[Data records]
========================================

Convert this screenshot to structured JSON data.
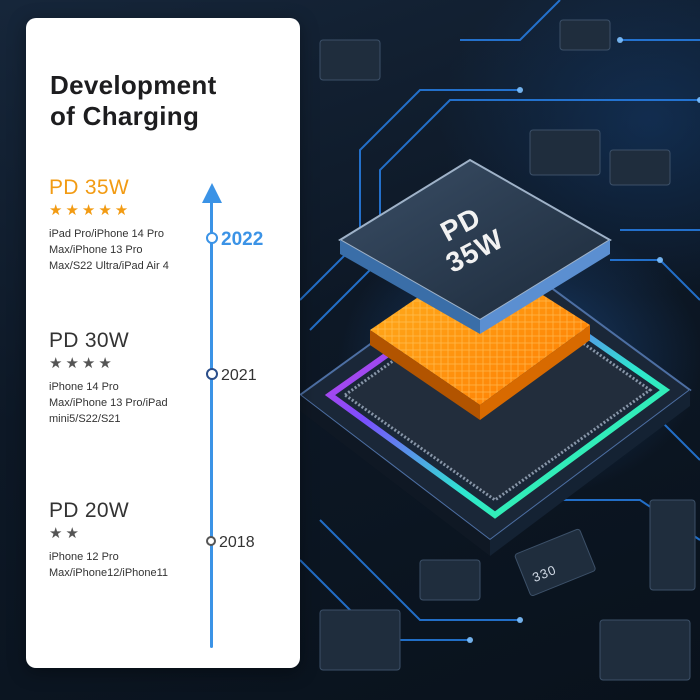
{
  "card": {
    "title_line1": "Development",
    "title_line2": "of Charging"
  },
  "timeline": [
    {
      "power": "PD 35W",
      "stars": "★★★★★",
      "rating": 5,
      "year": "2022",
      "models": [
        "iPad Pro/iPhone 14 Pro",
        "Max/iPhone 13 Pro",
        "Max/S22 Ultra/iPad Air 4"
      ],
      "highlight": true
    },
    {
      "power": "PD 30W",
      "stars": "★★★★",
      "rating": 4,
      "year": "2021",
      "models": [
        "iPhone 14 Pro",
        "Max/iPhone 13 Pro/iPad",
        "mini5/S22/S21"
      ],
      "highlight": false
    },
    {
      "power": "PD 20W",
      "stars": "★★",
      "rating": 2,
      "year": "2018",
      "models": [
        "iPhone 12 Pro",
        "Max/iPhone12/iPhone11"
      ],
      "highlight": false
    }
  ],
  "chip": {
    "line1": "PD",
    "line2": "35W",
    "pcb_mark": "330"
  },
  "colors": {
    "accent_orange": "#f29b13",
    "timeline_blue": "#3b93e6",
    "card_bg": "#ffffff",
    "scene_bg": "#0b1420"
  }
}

========================================

Gather each line of the listing that holds the string "iPad".

        "iPad Pro/iPhone 14 Pro",
        "Max/S22 Ultra/iPad Air 4"
        "Max/iPhone 13 Pro/iPad",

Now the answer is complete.